[Data entries]
┄┄┄┄┄┄

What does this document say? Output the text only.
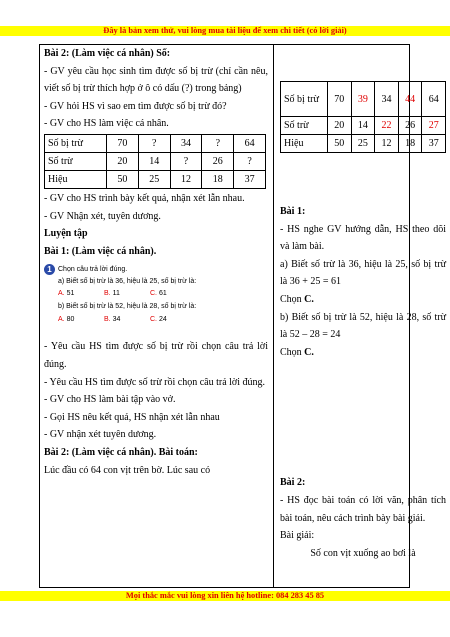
Đây là bản xem thử, vui lòng mua tài liệu để xem chi tiết (có lời giải)

Bài 2: (Làm việc cá nhân) Số:

- GV yêu cầu học sinh tìm được số bị trừ (chỉ cần nêu, viết số bị trừ thích hợp ở ô có dấu (?) trong bảng)

- GV hỏi HS vì sao em tìm được số bị trừ đó?

- GV cho HS làm việc cá nhân.

Số bị trừ	70	?	34	?	64
Số trừ	20	14	?	26	?
Hiệu	50	25	12	18	37

- GV cho HS trình bày kết quả, nhận xét lẫn nhau.

- GV Nhận xét, tuyên dương.

Luyện tập

Bài 1: (Làm việc cá nhân).

1 Chọn câu trả lời đúng.
a) Biết số bị trừ là 36, hiệu là 25, số bị trừ là:
A. 51	B. 11	C. 61
b) Biết số bị trừ là 52, hiệu là 28, số bị trừ là:
A. 80	B. 34	C. 24

- Yêu cầu HS tìm được số bị trừ rồi chọn câu trả lời đúng.

- Yêu cầu HS tìm được số trừ rồi chọn câu trả lời đúng.

- GV cho HS làm bài tập vào vở.

- Gọi HS nêu kết quả, HS nhận xét lẫn nhau

- GV nhận xét tuyên dương.

Bài 2: (Làm việc cá nhân). Bài toán:

Lúc đầu có 64 con vịt trên bờ. Lúc sau có

Số bị trừ	70	39	34	44	64
Số trừ	20	14	22	26	27
Hiệu	50	25	12	18	37

Bài 1:

- HS nghe GV hướng dẫn, HS theo dõi và làm bài.

a) Biết số trừ là 36, hiệu là 25, số bị trừ là 36 + 25 = 61

Chọn C.

b) Biết số bị trừ là 52, hiệu là 28, số trừ là 52 – 28 = 24

Chọn C.

Bài 2:

- HS đọc bài toán có lời văn, phân tích bài toán, nêu cách trình bày bài giải.

Bài giải:

Số con vịt xuống ao bơi là

Mọi thắc mắc vui lòng xin liên hệ hotline: 084 283 45 85
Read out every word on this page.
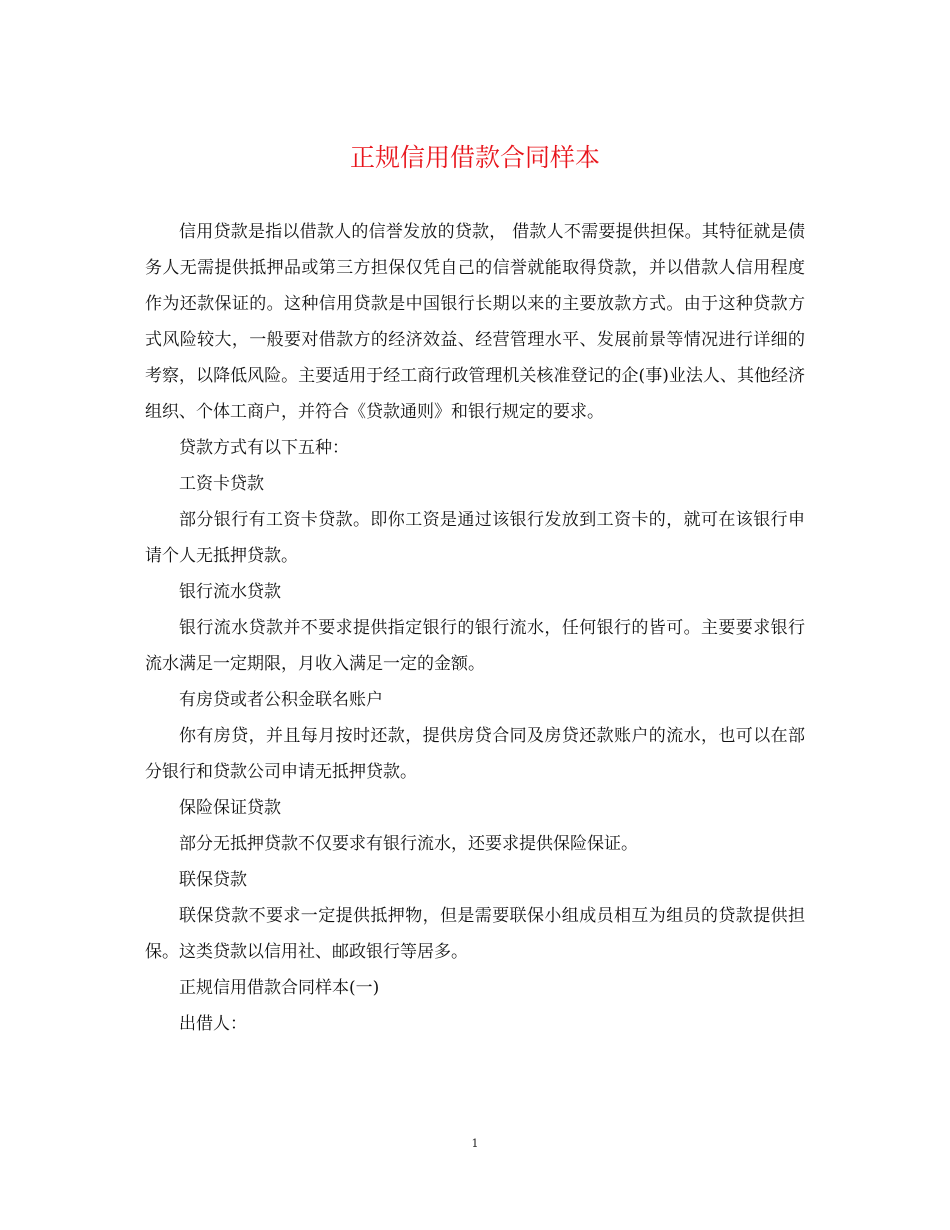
正规信用借款合同样本

信用贷款是指以借款人的信誉发放的贷款， 借款人不需要提供担保。其特征就是债务人无需提供抵押品或第三方担保仅凭自己的信誉就能取得贷款，并以借款人信用程度作为还款保证的。这种信用贷款是中国银行长期以来的主要放款方式。由于这种贷款方式风险较大，一般要对借款方的经济效益、经营管理水平、发展前景等情况进行详细的考察，以降低风险。主要适用于经工商行政管理机关核准登记的企(事)业法人、其他经济组织、个体工商户，并符合《贷款通则》和银行规定的要求。

贷款方式有以下五种：

工资卡贷款

部分银行有工资卡贷款。即你工资是通过该银行发放到工资卡的，就可在该银行申请个人无抵押贷款。

银行流水贷款

银行流水贷款并不要求提供指定银行的银行流水，任何银行的皆可。主要要求银行流水满足一定期限，月收入满足一定的金额。

有房贷或者公积金联名账户

你有房贷，并且每月按时还款，提供房贷合同及房贷还款账户的流水，也可以在部分银行和贷款公司申请无抵押贷款。

保险保证贷款

部分无抵押贷款不仅要求有银行流水，还要求提供保险保证。

联保贷款

联保贷款不要求一定提供抵押物，但是需要联保小组成员相互为组员的贷款提供担保。这类贷款以信用社、邮政银行等居多。

正规信用借款合同样本(一)

出借人：

1
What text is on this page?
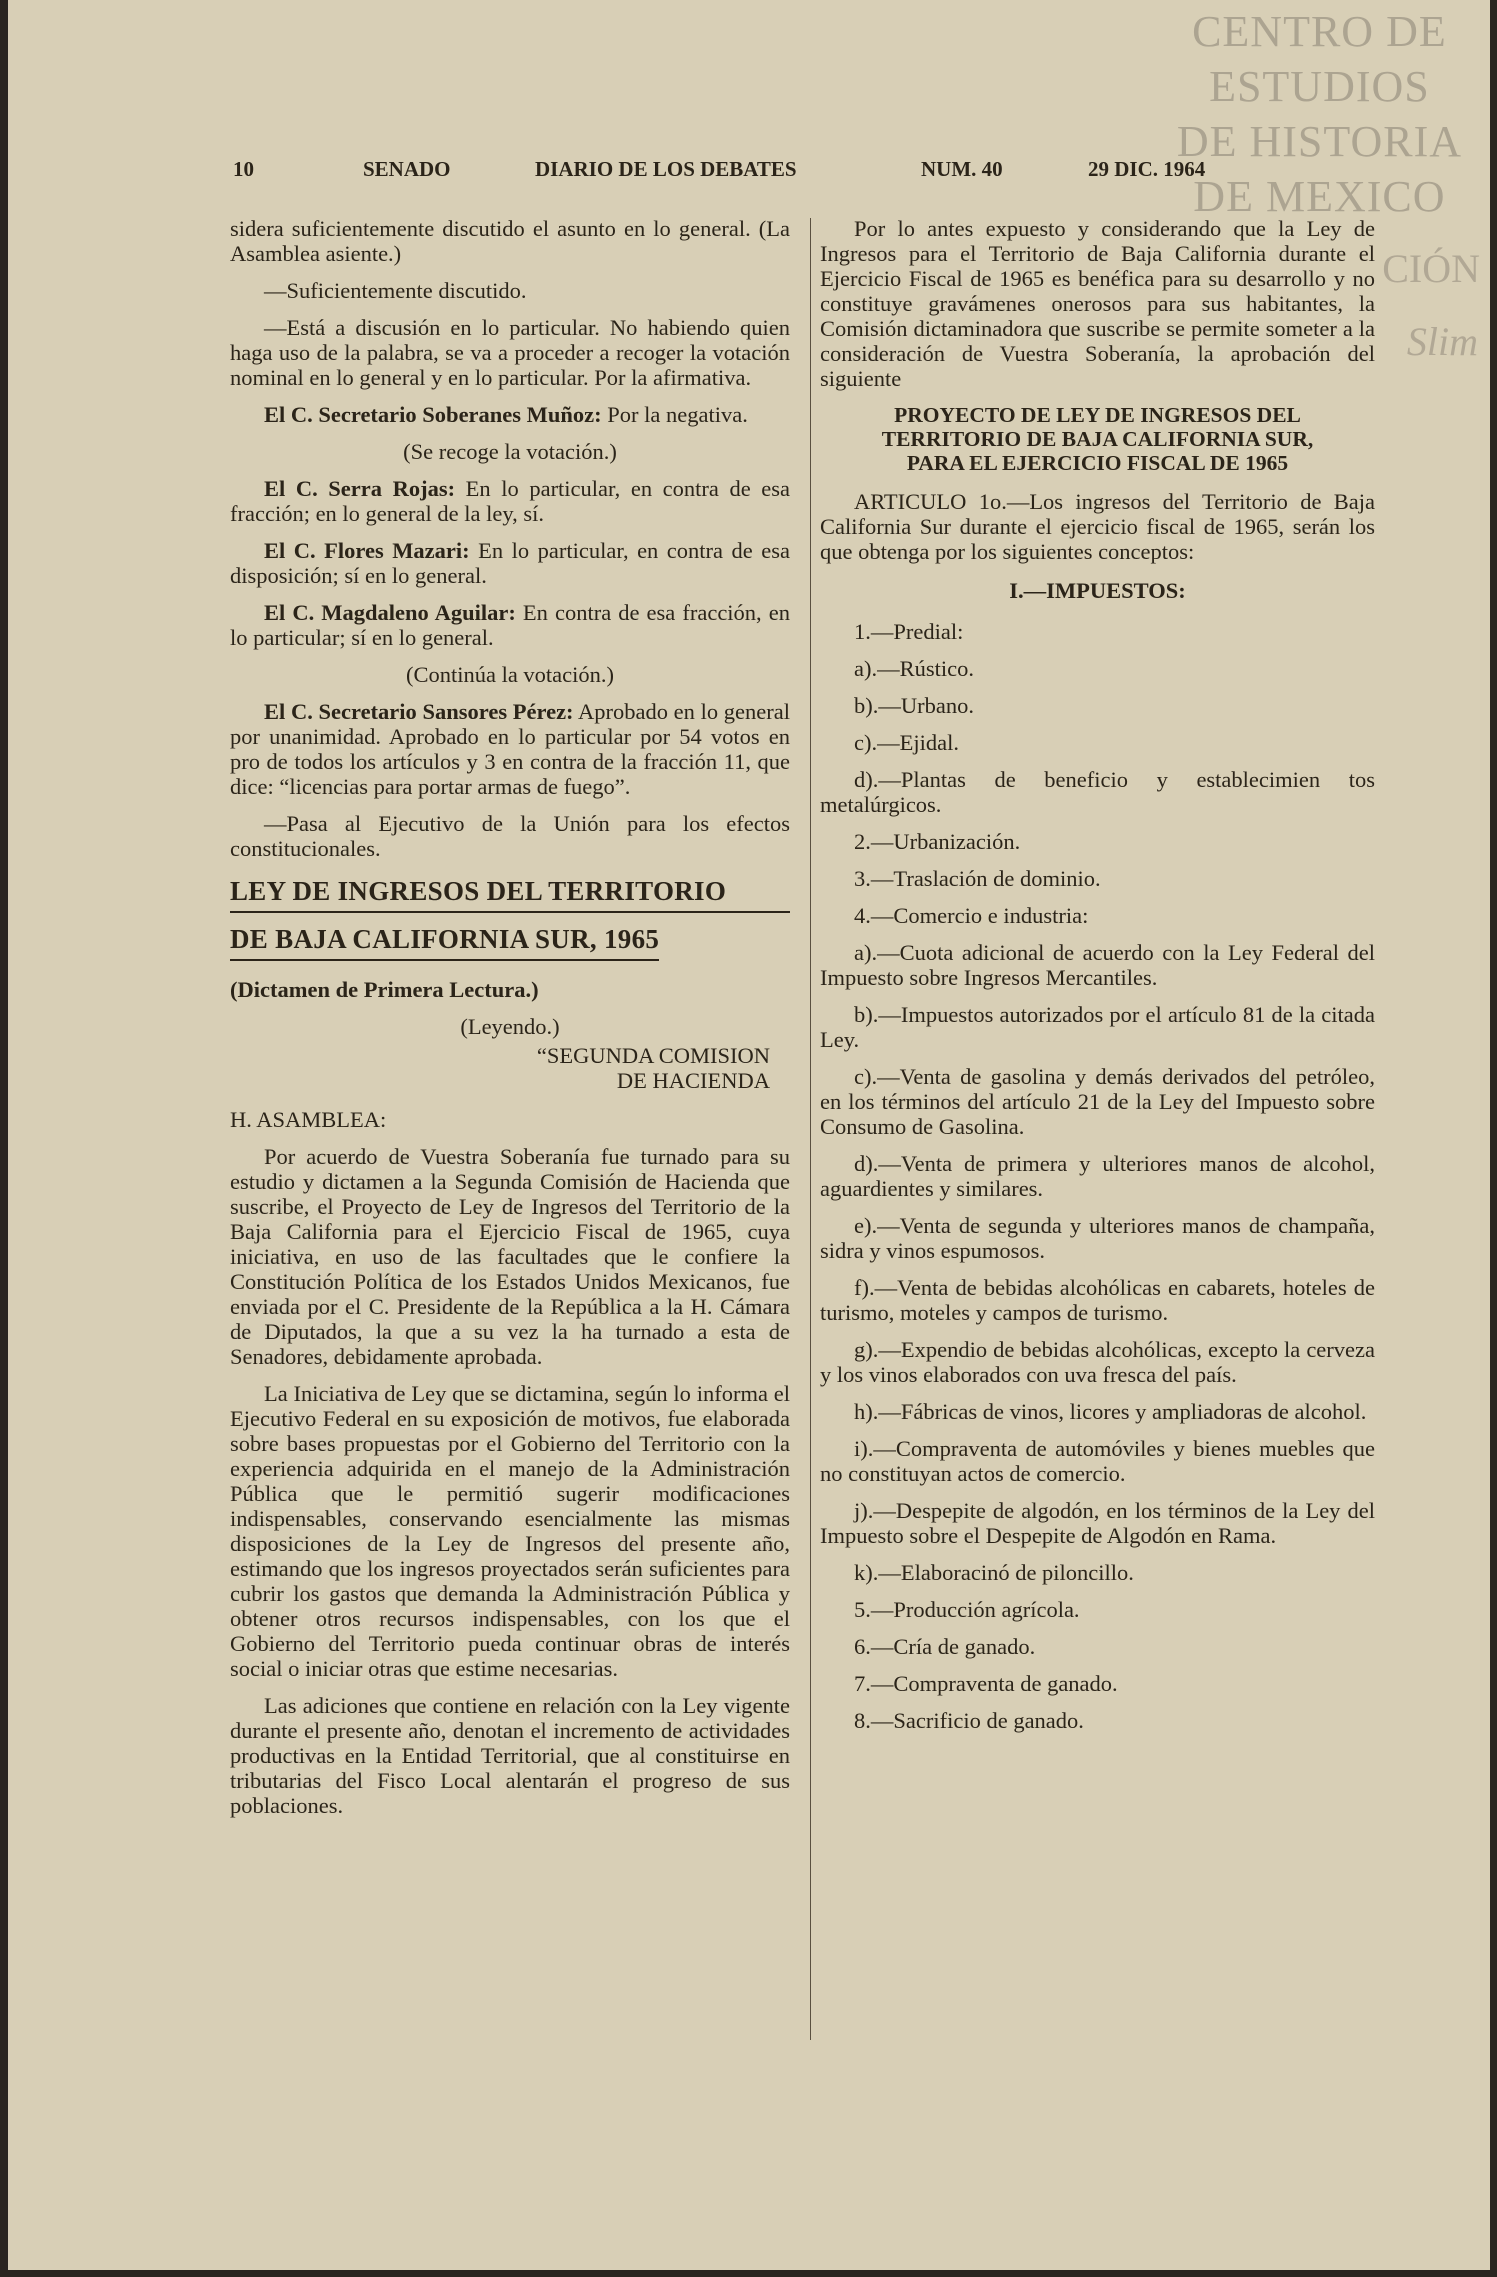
CENTRO DE
ESTUDIOS
DE HISTORIA
DE MEXICO
CIÓN
Slim
10	SENADO	DIARIO DE LOS DEBATES	NUM. 40	29 DIC. 1964

sidera suficientemente discutido el asunto en lo general. (La Asamblea asiente.)

—Suficientemente discutido.

—Está a discusión en lo particular. No habiendo quien haga uso de la palabra, se va a proceder a recoger la votación nominal en lo general y en lo particular. Por la afirmativa.

El C. Secretario Soberanes Muñoz: Por la negativa.

(Se recoge la votación.)

El C. Serra Rojas: En lo particular, en contra de esa fracción; en lo general de la ley, sí.

El C. Flores Mazari: En lo particular, en contra de esa disposición; sí en lo general.

El C. Magdaleno Aguilar: En contra de esa fracción, en lo particular; sí en lo general.

(Continúa la votación.)

El C. Secretario Sansores Pérez: Aprobado en lo general por unanimidad. Aprobado en lo particular por 54 votos en pro de todos los artículos y 3 en contra de la fracción 11, que dice: “licencias para portar armas de fuego”.

—Pasa al Ejecutivo de la Unión para los efectos constitucionales.

LEY DE INGRESOS DEL TERRITORIO
DE BAJA CALIFORNIA SUR, 1965

(Dictamen de Primera Lectura.)

(Leyendo.)

“SEGUNDA COMISION
DE HACIENDA

H. ASAMBLEA:

Por acuerdo de Vuestra Soberanía fue turnado para su estudio y dictamen a la Segunda Comisión de Hacienda que suscribe, el Proyecto de Ley de Ingresos del Territorio de la Baja California para el Ejercicio Fiscal de 1965, cuya iniciativa, en uso de las facultades que le confiere la Constitución Política de los Estados Unidos Mexicanos, fue enviada por el C. Presidente de la República a la H. Cámara de Diputados, la que a su vez la ha turnado a esta de Senadores, debidamente aprobada.

La Iniciativa de Ley que se dictamina, según lo informa el Ejecutivo Federal en su exposición de motivos, fue elaborada sobre bases propuestas por el Gobierno del Territorio con la experiencia adquirida en el manejo de la Administración Pública que le permitió sugerir modificaciones indispensables, conservando esencialmente las mismas disposiciones de la Ley de Ingresos del presente año, estimando que los ingresos proyectados serán suficientes para cubrir los gastos que demanda la Administración Pública y obtener otros recursos indispensables, con los que el Gobierno del Territorio pueda continuar obras de interés social o iniciar otras que estime necesarias.

Las adiciones que contiene en relación con la Ley vigente durante el presente año, denotan el incremento de actividades productivas en la Entidad Territorial, que al constituirse en tributarias del Fisco Local alentarán el progreso de sus poblaciones.

Por lo antes expuesto y considerando que la Ley de Ingresos para el Territorio de Baja California durante el Ejercicio Fiscal de 1965 es benéfica para su desarrollo y no constituye gravámenes onerosos para sus habitantes, la Comisión dictaminadora que suscribe se permite someter a la consideración de Vuestra Soberanía, la aprobación del siguiente

PROYECTO DE LEY DE INGRESOS DEL
TERRITORIO DE BAJA CALIFORNIA SUR,
PARA EL EJERCICIO FISCAL DE 1965

ARTICULO 1o.—Los ingresos del Territorio de Baja California Sur durante el ejercicio fiscal de 1965, serán los que obtenga por los siguientes conceptos:

I.—IMPUESTOS:

1.—Predial:

a).—Rústico.

b).—Urbano.

c).—Ejidal.

d).—Plantas de beneficio y establecimien tos metalúrgicos.

2.—Urbanización.

3.—Traslación de dominio.

4.—Comercio e industria:

a).—Cuota adicional de acuerdo con la Ley Federal del Impuesto sobre Ingresos Mercantiles.

b).—Impuestos autorizados por el artículo 81 de la citada Ley.

c).—Venta de gasolina y demás derivados del petróleo, en los términos del artículo 21 de la Ley del Impuesto sobre Consumo de Gasolina.

d).—Venta de primera y ulteriores manos de alcohol, aguardientes y similares.

e).—Venta de segunda y ulteriores manos de champaña, sidra y vinos espumosos.

f).—Venta de bebidas alcohólicas en cabarets, hoteles de turismo, moteles y campos de turismo.

g).—Expendio de bebidas alcohólicas, excepto la cerveza y los vinos elaborados con uva fresca del país.

h).—Fábricas de vinos, licores y ampliadoras de alcohol.

i).—Compraventa de automóviles y bienes muebles que no constituyan actos de comercio.

j).—Despepite de algodón, en los términos de la Ley del Impuesto sobre el Despepite de Algodón en Rama.

k).—Elaboracinó de piloncillo.

5.—Producción agrícola.

6.—Cría de ganado.

7.—Compraventa de ganado.

8.—Sacrificio de ganado.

┄┄┄┄┄┄

Work to complete
Copy out each line of the listing that holds "alcohólicas".

Output of the task
f).—Venta de bebidas alcohólicas en cabarets, hoteles de turismo, moteles y campos de turismo.
g).—Expendio de bebidas alcohólicas, excepto la cerveza y los vinos elaborados con uva fresca del país.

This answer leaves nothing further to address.